• Data to process
● ● ●

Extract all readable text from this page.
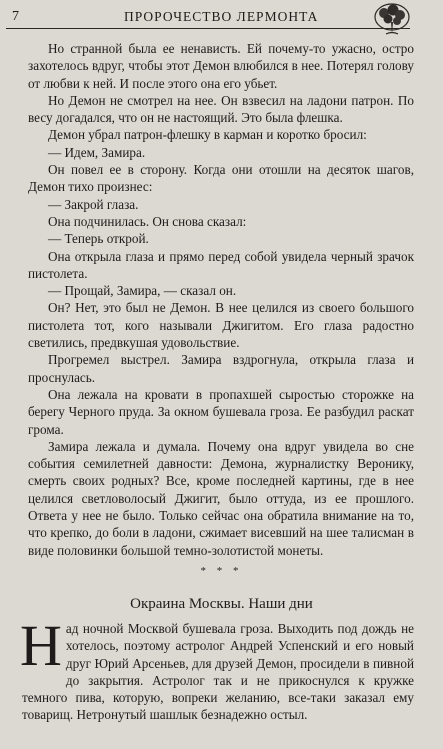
7	ПРОРОЧЕСТВО ЛЕРМОНТА

Но странной была ее ненависть. Ей почему-то ужасно, остро захотелось вдруг, чтобы этот Демон влюбился в нее. Потерял голову от любви к ней. И после этого она его убьет.

Но Демон не смотрел на нее. Он взвесил на ладони патрон. По весу догадался, что он не настоящий. Это была флешка.

Демон убрал патрон-флешку в карман и коротко бросил:

— Идем, Замира.

Он повел ее в сторону. Когда они отошли на десяток шагов, Демон тихо произнес:

— Закрой глаза.

Она подчинилась. Он снова сказал:

— Теперь открой.

Она открыла глаза и прямо перед собой увидела черный зрачок пистолета.

— Прощай, Замира, — сказал он.

Он? Нет, это был не Демон. В нее целился из своего большого пистолета тот, кого называли Джигитом. Его глаза радостно светились, предвкушая удовольствие.

Прогремел выстрел. Замира вздрогнула, открыла глаза и проснулась.

Она лежала на кровати в пропахшей сыростью сторожке на берегу Черного пруда. За окном бушевала гроза. Ее разбудил раскат грома.

Замира лежала и думала. Почему она вдруг увидела во сне события семилетней давности: Демона, журналистку Веронику, смерть своих родных? Все, кроме последней картины, где в нее целился светловолосый Джигит, было оттуда, из ее прошлого. Ответа у нее не было. Только сейчас она обратила внимание на то, что крепко, до боли в ладони, сжимает висевший на шее талисман в виде половинки большой темно-золотистой монеты.

* * *
Окраина Москвы. Наши дни

Над ночной Москвой бушевала гроза. Выходить под дождь не хотелось, поэтому астролог Андрей Успенский и его новый друг Юрий Арсеньев, для друзей Демон, просидели в пивной до закрытия. Астролог так и не прикоснулся к кружке темного пива, которую, вопреки желанию, все-таки заказал ему товарищ. Нетронутый шашлык безнадежно остыл.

● ● ●

• Given request
Scan the lines for the string "гроза". Copy out each line that matches.

• Complete output
Она лежала на кровати в пропахшей сыростью сторожке на берегу Черного пруда. За окном бушевала гроза. Ее разбудил раскат грома.
Над ночной Москвой бушевала гроза. Выходить под дождь не хотелось, поэтому астролог Андрей Успенский и его новый друг Юрий Арсеньев, для друзей Демон, просидели в пивной до закрытия. Астролог так и не прикоснулся к кружке темного пива, которую, вопреки желанию, все-таки заказал ему товарищ. Нетронутый шашлык безнадежно остыл.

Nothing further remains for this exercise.